SHORT EXERCISE
Reproduce each line bearing the word "soldiers".
========
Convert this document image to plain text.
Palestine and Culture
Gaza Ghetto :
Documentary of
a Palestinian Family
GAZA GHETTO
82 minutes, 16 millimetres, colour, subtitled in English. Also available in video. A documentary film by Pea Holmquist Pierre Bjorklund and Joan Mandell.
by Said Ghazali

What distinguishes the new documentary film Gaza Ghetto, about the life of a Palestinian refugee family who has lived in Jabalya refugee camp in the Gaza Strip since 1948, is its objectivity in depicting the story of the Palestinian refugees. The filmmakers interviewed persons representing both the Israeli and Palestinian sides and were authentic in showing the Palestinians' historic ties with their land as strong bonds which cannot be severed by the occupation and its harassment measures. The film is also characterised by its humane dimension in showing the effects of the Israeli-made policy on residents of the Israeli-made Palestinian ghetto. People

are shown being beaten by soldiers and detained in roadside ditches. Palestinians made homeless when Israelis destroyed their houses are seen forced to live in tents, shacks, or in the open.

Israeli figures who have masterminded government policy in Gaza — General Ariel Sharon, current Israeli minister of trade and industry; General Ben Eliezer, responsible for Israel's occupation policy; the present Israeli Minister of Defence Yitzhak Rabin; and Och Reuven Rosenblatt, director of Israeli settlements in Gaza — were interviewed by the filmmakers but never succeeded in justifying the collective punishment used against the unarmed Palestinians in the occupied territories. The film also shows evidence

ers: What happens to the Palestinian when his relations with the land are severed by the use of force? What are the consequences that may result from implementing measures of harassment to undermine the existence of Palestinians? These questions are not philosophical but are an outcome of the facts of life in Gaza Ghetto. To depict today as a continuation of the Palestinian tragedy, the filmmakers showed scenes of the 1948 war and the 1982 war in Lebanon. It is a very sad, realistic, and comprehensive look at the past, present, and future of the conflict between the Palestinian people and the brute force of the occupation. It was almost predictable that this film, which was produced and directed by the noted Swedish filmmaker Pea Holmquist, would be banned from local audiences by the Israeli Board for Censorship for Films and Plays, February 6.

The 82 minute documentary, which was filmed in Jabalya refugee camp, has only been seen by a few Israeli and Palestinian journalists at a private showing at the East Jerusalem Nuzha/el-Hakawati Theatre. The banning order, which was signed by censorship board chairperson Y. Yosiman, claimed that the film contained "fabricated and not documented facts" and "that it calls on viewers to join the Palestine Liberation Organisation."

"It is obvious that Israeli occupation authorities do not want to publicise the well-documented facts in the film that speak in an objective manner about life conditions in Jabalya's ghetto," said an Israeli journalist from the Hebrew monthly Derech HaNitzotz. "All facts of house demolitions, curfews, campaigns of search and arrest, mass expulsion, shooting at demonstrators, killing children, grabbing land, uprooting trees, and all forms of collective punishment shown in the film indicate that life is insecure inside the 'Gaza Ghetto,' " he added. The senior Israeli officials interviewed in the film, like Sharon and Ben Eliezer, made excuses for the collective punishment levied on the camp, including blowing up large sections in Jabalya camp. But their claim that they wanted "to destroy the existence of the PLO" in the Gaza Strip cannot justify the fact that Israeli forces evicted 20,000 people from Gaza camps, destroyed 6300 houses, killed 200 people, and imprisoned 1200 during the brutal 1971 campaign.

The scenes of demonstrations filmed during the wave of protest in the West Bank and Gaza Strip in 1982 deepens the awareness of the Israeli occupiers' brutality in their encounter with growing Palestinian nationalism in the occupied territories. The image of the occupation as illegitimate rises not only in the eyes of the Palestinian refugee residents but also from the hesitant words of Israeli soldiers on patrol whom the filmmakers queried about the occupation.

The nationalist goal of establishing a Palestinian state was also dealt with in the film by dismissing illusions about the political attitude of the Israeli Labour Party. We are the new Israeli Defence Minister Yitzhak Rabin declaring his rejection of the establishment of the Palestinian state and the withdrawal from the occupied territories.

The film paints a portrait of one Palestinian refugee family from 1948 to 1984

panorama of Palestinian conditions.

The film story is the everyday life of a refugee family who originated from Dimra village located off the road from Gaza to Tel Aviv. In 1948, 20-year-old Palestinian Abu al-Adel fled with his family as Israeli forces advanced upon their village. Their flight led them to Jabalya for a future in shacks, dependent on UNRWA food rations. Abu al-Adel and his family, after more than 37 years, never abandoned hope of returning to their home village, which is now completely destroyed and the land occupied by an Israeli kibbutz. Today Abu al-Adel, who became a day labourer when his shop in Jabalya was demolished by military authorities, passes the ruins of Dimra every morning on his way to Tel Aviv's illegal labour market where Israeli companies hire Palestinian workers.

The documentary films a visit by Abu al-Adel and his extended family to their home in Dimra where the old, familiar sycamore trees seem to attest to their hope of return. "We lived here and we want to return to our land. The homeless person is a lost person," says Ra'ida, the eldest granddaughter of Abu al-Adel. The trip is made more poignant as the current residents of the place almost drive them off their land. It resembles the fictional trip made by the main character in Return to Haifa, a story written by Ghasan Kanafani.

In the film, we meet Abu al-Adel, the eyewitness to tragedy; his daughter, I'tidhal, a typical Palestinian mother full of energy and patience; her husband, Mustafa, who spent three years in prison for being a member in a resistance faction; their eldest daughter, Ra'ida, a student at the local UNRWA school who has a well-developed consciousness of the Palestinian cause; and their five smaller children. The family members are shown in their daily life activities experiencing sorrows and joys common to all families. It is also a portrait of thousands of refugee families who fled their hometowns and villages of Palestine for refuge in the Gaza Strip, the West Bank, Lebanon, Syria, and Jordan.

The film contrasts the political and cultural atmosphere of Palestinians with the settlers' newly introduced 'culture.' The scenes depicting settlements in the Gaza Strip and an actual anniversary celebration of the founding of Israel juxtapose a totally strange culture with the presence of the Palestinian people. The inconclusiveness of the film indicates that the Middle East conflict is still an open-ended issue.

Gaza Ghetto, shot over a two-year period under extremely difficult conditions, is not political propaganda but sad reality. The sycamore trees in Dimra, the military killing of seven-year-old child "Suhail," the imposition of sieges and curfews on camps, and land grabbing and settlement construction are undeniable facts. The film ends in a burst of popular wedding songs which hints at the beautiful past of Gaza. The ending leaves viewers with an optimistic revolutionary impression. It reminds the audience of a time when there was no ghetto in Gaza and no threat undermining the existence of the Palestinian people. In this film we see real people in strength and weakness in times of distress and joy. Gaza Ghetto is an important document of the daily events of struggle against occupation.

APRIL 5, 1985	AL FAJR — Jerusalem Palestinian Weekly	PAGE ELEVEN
========
EXERCISE RESULT
are shown being beaten by soldiers and detained in roadside ditches. Palestinians made homeless when Israelis destroyed their houses are seen forced to live in tents, shacks, or in the open.
The scenes of demonstrations filmed during the wave of protest in the West Bank and Gaza Strip in 1982 deepens the awareness of the Israeli occupiers' brutality in their encounter with growing Palestinian nationalism in the occupied territories. The image of the occupation as illegitimate rises not only in the eyes of the Palestinian refugee residents but also from the hesitant words of Israeli soldiers on patrol whom the filmmakers queried about the occupation.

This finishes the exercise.